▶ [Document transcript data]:
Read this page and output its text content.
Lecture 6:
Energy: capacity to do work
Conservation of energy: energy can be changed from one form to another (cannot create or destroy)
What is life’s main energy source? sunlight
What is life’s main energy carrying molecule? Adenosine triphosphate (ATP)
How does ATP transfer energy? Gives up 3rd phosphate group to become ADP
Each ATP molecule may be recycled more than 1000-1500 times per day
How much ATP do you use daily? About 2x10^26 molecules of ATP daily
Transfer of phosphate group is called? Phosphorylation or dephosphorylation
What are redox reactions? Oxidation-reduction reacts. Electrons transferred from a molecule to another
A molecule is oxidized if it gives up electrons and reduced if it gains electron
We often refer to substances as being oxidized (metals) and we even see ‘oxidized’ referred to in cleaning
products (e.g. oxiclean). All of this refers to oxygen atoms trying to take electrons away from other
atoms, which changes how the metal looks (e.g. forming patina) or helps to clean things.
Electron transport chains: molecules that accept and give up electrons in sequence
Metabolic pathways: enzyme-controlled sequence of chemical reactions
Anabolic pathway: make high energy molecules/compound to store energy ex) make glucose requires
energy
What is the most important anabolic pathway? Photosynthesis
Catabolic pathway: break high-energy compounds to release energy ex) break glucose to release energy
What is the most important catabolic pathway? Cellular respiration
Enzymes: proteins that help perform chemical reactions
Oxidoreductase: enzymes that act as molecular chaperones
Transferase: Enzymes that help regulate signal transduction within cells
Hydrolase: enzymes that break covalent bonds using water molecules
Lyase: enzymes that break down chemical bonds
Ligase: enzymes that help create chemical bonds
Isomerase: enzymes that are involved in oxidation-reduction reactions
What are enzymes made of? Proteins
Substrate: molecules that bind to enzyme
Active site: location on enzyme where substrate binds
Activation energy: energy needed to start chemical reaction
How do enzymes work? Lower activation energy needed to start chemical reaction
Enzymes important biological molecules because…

▶ [Exercise goal]: Every entry needs to be retyped exactly.

▶ [Written answer]:
Read this page and output its text content.
Lecture 6:
Energy: capacity to do work
Conservation of energy: energy can be changed from one form to another (cannot create or destroy)
What is life’s main energy source? sunlight
What is life’s main energy carrying molecule? Adenosine triphosphate (ATP)
How does ATP transfer energy? Gives up 3rd phosphate group to become ADP
Each ATP molecule may be recycled more than 1000-1500 times per day
How much ATP do you use daily? About 2x10^26 molecules of ATP daily
Transfer of phosphate group is called? Phosphorylation or dephosphorylation
What are redox reactions? Oxidation-reduction reacts. Electrons transferred from a molecule to another
A molecule is oxidized if it gives up electrons and reduced if it gains electron
We often refer to substances as being oxidized (metals) and we even see ‘oxidized’ referred to in cleaning
products (e.g. oxiclean). All of this refers to oxygen atoms trying to take electrons away from other
atoms, which changes how the metal looks (e.g. forming patina) or helps to clean things.
Electron transport chains: molecules that accept and give up electrons in sequence
Metabolic pathways: enzyme-controlled sequence of chemical reactions
Anabolic pathway: make high energy molecules/compound to store energy ex) make glucose requires
energy
What is the most important anabolic pathway? Photosynthesis
Catabolic pathway: break high-energy compounds to release energy ex) break glucose to release energy
What is the most important catabolic pathway? Cellular respiration
Enzymes: proteins that help perform chemical reactions
Oxidoreductase: enzymes that act as molecular chaperones
Transferase: Enzymes that help regulate signal transduction within cells
Hydrolase: enzymes that break covalent bonds using water molecules
Lyase: enzymes that break down chemical bonds
Ligase: enzymes that help create chemical bonds
Isomerase: enzymes that are involved in oxidation-reduction reactions
What are enzymes made of? Proteins
Substrate: molecules that bind to enzyme
Active site: location on enzyme where substrate binds
Activation energy: energy needed to start chemical reaction
How do enzymes work? Lower activation energy needed to start chemical reaction
Enzymes important biological molecules because…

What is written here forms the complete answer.